╔══
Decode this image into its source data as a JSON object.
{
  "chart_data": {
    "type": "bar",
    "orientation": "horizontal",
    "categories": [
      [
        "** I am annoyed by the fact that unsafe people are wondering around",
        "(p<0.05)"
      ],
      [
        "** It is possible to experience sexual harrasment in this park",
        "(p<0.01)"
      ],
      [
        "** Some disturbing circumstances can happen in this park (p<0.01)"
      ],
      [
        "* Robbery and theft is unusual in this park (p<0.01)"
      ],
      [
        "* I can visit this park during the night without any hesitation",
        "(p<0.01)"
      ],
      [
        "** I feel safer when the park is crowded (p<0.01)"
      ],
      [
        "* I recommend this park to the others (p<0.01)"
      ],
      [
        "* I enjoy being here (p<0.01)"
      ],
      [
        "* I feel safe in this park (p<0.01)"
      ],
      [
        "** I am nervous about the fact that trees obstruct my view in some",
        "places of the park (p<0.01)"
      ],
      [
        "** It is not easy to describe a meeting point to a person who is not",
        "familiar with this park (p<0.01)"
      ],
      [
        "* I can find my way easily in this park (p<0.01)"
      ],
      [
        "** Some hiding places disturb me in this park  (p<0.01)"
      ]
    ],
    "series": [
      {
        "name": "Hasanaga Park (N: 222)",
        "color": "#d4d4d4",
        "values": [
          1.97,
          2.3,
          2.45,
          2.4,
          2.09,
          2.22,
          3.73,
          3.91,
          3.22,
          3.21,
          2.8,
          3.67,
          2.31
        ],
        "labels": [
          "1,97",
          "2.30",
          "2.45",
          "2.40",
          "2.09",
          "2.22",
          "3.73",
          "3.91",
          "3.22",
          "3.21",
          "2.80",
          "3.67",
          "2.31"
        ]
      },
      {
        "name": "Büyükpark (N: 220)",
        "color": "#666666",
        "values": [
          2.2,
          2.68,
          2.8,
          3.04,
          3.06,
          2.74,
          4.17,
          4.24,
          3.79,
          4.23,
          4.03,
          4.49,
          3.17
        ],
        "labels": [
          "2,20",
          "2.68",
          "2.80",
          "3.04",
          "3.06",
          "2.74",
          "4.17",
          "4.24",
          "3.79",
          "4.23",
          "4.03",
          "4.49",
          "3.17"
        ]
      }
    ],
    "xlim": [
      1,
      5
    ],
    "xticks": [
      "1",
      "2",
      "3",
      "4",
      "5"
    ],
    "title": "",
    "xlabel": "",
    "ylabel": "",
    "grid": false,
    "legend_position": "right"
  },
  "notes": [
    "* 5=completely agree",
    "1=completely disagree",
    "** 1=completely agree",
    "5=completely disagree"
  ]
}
╚══
Problem description - In the entries above, find every line with the word "that" and list it.

Problem solution -
        "** I am annoyed by the fact that unsafe people are wondering around",
        "** I am nervous about the fact that trees obstruct my view in some",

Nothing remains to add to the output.